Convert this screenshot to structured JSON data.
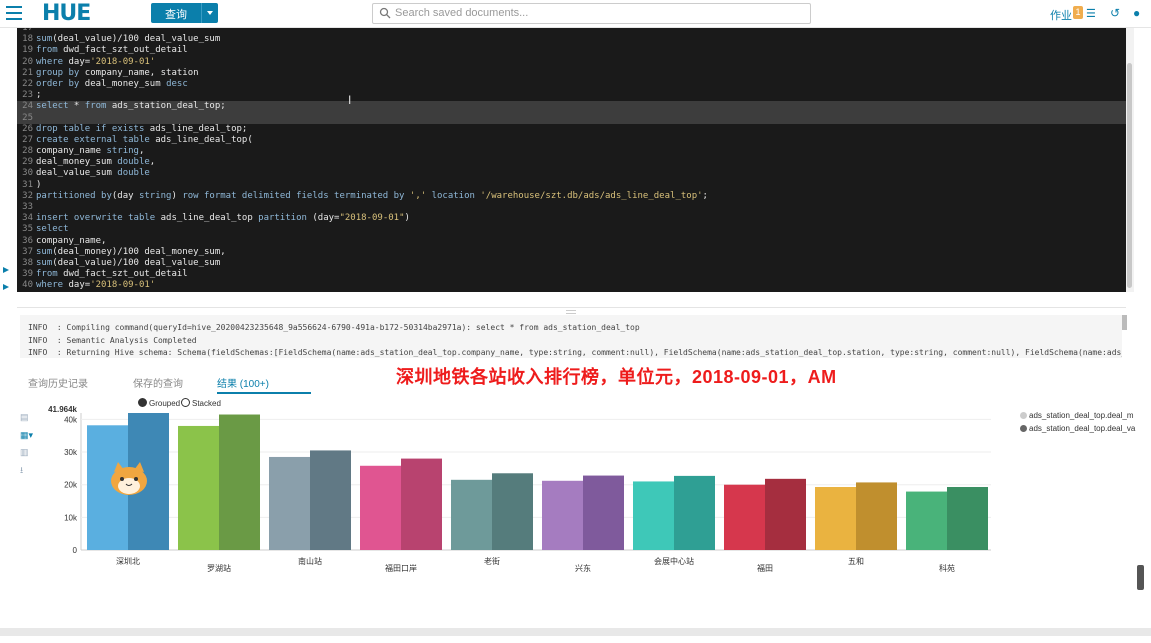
{
  "topbar": {
    "logo": "HUE",
    "query_button": "查询",
    "search_placeholder": "Search saved documents...",
    "jobs_label": "作业",
    "jobs_count": "1"
  },
  "editor": {
    "lines": [
      {
        "n": "18",
        "html": "<span class=\"kw\">sum</span>(deal_value)/100 deal_value_sum"
      },
      {
        "n": "19",
        "html": "<span class=\"kw\">from</span> dwd_fact_szt_out_detail"
      },
      {
        "n": "20",
        "html": "<span class=\"kw\">where</span> day=<span class=\"str\">'2018-09-01'</span>"
      },
      {
        "n": "21",
        "html": "<span class=\"kw\">group by</span> company_name, station"
      },
      {
        "n": "22",
        "html": "<span class=\"kw\">order by</span> deal_money_sum <span class=\"kw\">desc</span>"
      },
      {
        "n": "23",
        "html": ";"
      },
      {
        "n": "24",
        "html": "<span class=\"kw\">select</span> * <span class=\"kw\">from</span> ads_station_deal_top;",
        "sel": true
      },
      {
        "n": "25",
        "html": "",
        "sel": true
      },
      {
        "n": "26",
        "html": "<span class=\"kw\">drop table if exists</span> ads_line_deal_top;"
      },
      {
        "n": "27",
        "html": "<span class=\"kw\">create external table</span> ads_line_deal_top("
      },
      {
        "n": "28",
        "html": "company_name <span class=\"kw\">string</span>,"
      },
      {
        "n": "29",
        "html": "deal_money_sum <span class=\"kw\">double</span>,"
      },
      {
        "n": "30",
        "html": "deal_value_sum <span class=\"kw\">double</span>"
      },
      {
        "n": "31",
        "html": ")"
      },
      {
        "n": "32",
        "html": "<span class=\"kw\">partitioned by</span>(day <span class=\"kw\">string</span>) <span class=\"kw\">row format delimited fields terminated by</span> <span class=\"str\">','</span> <span class=\"kw\">location</span> <span class=\"str\">'/warehouse/szt.db/ads/ads_line_deal_top'</span>;"
      },
      {
        "n": "33",
        "html": ""
      },
      {
        "n": "34",
        "html": "<span class=\"kw\">insert overwrite table</span> ads_line_deal_top <span class=\"kw\">partition</span> (day=<span class=\"str\">\"2018-09-01\"</span>)"
      },
      {
        "n": "35",
        "html": "<span class=\"kw\">select</span>"
      },
      {
        "n": "36",
        "html": "company_name,"
      },
      {
        "n": "37",
        "html": "<span class=\"kw\">sum</span>(deal_money)/100 deal_money_sum,"
      },
      {
        "n": "38",
        "html": "<span class=\"kw\">sum</span>(deal_value)/100 deal_value_sum"
      },
      {
        "n": "39",
        "html": "<span class=\"kw\">from</span> dwd_fact_szt_out_detail"
      },
      {
        "n": "40",
        "html": "<span class=\"kw\">where</span> day=<span class=\"str\">'2018-09-01'</span>"
      }
    ]
  },
  "logs": [
    "INFO  : Compiling command(queryId=hive_20200423235648_9a556624-6790-491a-b172-50314ba2971a): select * from ads_station_deal_top",
    "INFO  : Semantic Analysis Completed",
    "INFO  : Returning Hive schema: Schema(fieldSchemas:[FieldSchema(name:ads_station_deal_top.company_name, type:string, comment:null), FieldSchema(name:ads_station_deal_top.station, type:string, comment:null), FieldSchema(name:ads_station_deal_"
  ],
  "tabs": [
    "查询历史记录",
    "保存的查询",
    "结果 (100+)"
  ],
  "overlay_text": "深圳地铁各站收入排行榜，单位元，2018-09-01，AM",
  "chart_toggle": {
    "grouped": "Grouped",
    "stacked": "Stacked"
  },
  "chart_data": {
    "type": "bar",
    "categories": [
      "深圳北",
      "罗湖站",
      "南山站",
      "福田口岸",
      "老街",
      "兴东",
      "会展中心站",
      "福田",
      "五和",
      "科苑"
    ],
    "series": [
      {
        "name": "ads_station_deal_top.deal_m",
        "color": "#5aafe0",
        "values": [
          38200,
          38000,
          28500,
          25800,
          21500,
          21200,
          21000,
          20000,
          19300,
          17900
        ]
      },
      {
        "name": "ads_station_deal_top.deal_va",
        "color": "#3e88b5",
        "values": [
          41964,
          41500,
          30500,
          28000,
          23500,
          22800,
          22700,
          21800,
          20700,
          19300
        ]
      }
    ],
    "bar_colors": [
      [
        "#5aafe0",
        "#3e88b5"
      ],
      [
        "#8bc34a",
        "#6a9a45"
      ],
      [
        "#8a9fab",
        "#617985"
      ],
      [
        "#e05591",
        "#b8436f"
      ],
      [
        "#6e9a9a",
        "#557c7c"
      ],
      [
        "#a57cc0",
        "#7f5a9c"
      ],
      [
        "#3ec8b8",
        "#2f9f94"
      ],
      [
        "#d6374d",
        "#a52e3f"
      ],
      [
        "#eab340",
        "#c08f2e"
      ],
      [
        "#49b37a",
        "#3a8f62"
      ]
    ],
    "ylim": [
      0,
      41964
    ],
    "yticks": [
      "0",
      "10k",
      "20k",
      "30k",
      "40k"
    ],
    "ymax_label": "41.964k"
  }
}
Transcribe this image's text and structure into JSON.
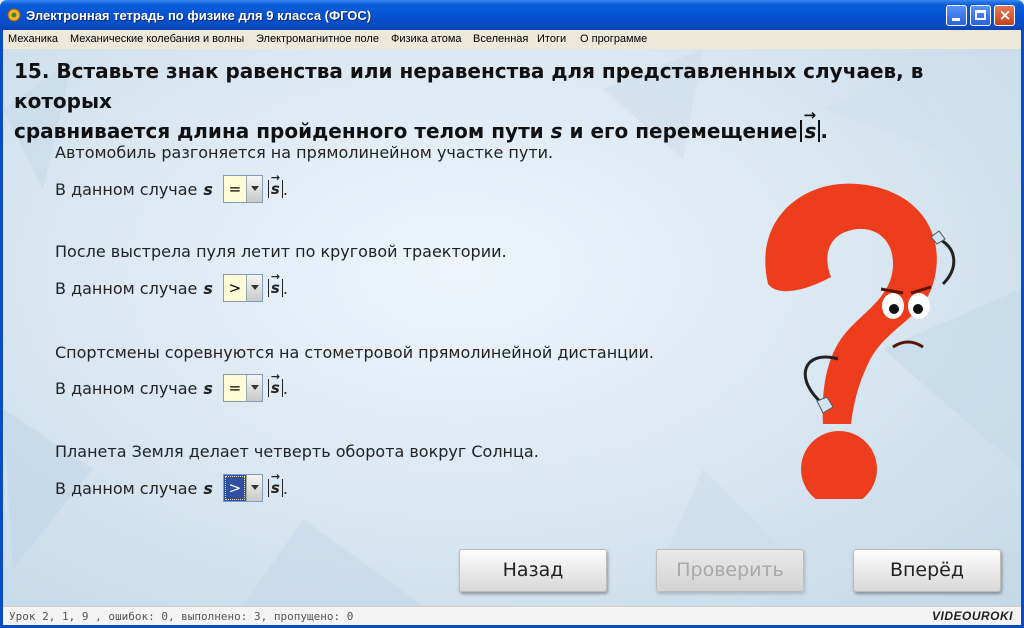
{
  "window": {
    "title": "Электронная тетрадь по физике для 9 класса (ФГОС)"
  },
  "menu": [
    {
      "label": "Механика"
    },
    {
      "label": "Механические колебания и волны"
    },
    {
      "label": "Электромагнитное поле"
    },
    {
      "label": "Физика атома"
    },
    {
      "label": "Вселенная"
    },
    {
      "label": "Итоги"
    },
    {
      "label": "О программе"
    }
  ],
  "question": {
    "line1": "15. Вставьте знак равенства или неравенства для представленных случаев, в которых",
    "line2_a": "сравнивается длина пройденного телом пути",
    "var_s": "s",
    "line2_b": "и его перемещение",
    "line2_end": "."
  },
  "cases": [
    {
      "text": "Автомобиль разгоняется на прямолинейном участке пути.",
      "prefix": "В данном случае",
      "var": "s",
      "value": "=",
      "suffix": "."
    },
    {
      "text": "После выстрела пуля летит по круговой траектории.",
      "prefix": "В данном случае",
      "var": "s",
      "value": ">",
      "suffix": "."
    },
    {
      "text": "Спортсмены соревнуются на стометровой прямолинейной дистанции.",
      "prefix": "В данном случае",
      "var": "s",
      "value": "=",
      "suffix": "."
    },
    {
      "text": "Планета Земля делает четверть оборота вокруг Солнца.",
      "prefix": "В данном случае",
      "var": "s",
      "value": ">",
      "suffix": "."
    }
  ],
  "buttons": {
    "back": "Назад",
    "check": "Проверить",
    "next": "Вперёд"
  },
  "status": {
    "text": "Урок 2, 1, 9 , ошибок: 0, выполнено: 3, пропущено: 0",
    "brand": "VIDEOUROKI"
  },
  "colors": {
    "title_bar": "#0551d1",
    "mascot": "#ee3d1c",
    "selected_combo": "#2f4fa6",
    "combo_value_bg": "#fffbd6"
  },
  "icons": [
    "app-icon",
    "minimize-icon",
    "maximize-icon",
    "close-icon",
    "dropdown-arrow-icon",
    "question-mark-mascot"
  ]
}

==*==

_Directive_
Every line that holds the string "table" should be returned.

_Answer in full_
        "html": "<span class=\"kw\">drop table if exists</span> ads_line_deal_top;"
        "html": "<span class=\"kw\">create external table</span> ads_line_deal_top("
        "html": "<span class=\"kw\">insert overwrite table</span> ads_line_deal_top <span class=\"kw\">partition</span> (day=<span class=\"str\">\"2018-09-01\"</span>)"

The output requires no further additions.